* Stated task
Copy every line from the data below in which the string "icon" can be found.

* Data lines
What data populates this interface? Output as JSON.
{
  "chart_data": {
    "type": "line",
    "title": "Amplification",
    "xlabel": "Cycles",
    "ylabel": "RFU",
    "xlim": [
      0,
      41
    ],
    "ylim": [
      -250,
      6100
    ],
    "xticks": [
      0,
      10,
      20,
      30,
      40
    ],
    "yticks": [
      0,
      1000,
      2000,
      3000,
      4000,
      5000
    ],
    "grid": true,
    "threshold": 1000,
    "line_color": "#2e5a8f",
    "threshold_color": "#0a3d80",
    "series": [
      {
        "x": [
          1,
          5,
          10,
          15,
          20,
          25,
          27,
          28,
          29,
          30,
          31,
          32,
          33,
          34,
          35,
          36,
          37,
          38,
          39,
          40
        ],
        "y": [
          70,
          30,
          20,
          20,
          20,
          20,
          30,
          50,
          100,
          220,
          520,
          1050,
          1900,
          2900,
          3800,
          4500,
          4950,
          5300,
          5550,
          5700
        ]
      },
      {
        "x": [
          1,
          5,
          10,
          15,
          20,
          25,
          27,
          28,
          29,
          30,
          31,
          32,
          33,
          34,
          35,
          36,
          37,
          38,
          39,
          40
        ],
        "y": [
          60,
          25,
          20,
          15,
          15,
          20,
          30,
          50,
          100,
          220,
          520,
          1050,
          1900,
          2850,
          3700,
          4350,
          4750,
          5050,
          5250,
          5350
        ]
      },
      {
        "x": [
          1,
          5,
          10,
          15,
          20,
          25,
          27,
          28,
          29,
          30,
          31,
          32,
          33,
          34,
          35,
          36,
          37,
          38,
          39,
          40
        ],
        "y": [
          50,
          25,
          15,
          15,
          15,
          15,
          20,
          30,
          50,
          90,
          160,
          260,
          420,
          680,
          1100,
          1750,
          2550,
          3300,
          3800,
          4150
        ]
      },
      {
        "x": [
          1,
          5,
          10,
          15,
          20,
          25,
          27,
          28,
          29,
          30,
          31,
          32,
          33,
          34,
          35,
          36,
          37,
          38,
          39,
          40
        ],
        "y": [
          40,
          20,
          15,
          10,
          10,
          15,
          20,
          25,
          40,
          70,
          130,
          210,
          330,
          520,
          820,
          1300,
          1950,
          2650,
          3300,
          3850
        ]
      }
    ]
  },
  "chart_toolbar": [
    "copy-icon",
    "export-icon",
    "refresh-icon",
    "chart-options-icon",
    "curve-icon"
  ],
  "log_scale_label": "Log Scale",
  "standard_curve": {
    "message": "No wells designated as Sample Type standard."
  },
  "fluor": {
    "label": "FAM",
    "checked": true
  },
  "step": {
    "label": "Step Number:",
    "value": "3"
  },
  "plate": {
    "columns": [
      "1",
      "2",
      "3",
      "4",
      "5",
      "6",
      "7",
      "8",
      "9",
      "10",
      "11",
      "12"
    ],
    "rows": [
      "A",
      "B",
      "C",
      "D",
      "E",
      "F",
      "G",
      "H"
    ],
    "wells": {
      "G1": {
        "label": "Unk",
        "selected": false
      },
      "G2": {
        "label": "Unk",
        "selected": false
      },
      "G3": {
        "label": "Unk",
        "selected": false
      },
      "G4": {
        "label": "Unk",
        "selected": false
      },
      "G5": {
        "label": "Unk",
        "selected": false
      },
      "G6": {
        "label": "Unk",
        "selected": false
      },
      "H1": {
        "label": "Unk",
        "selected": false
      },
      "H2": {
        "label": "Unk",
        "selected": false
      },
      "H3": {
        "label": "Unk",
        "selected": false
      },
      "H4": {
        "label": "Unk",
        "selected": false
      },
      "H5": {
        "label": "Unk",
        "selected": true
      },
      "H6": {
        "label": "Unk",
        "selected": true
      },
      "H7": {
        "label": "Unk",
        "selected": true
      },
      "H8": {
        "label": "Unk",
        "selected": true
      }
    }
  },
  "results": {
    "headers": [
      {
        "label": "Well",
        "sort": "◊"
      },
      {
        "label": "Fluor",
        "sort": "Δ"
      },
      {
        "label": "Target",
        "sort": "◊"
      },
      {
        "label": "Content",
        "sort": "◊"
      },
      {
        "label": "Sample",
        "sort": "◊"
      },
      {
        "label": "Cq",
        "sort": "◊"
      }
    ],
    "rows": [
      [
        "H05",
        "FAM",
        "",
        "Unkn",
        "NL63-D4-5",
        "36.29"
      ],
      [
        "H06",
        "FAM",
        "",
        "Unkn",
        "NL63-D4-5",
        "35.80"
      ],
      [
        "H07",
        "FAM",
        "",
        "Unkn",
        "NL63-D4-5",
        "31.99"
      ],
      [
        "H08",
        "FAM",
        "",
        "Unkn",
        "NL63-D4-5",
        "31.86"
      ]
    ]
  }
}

* Written answer
    "copy-icon",
    "export-icon",
    "refresh-icon",
    "chart-options-icon",
    "curve-icon"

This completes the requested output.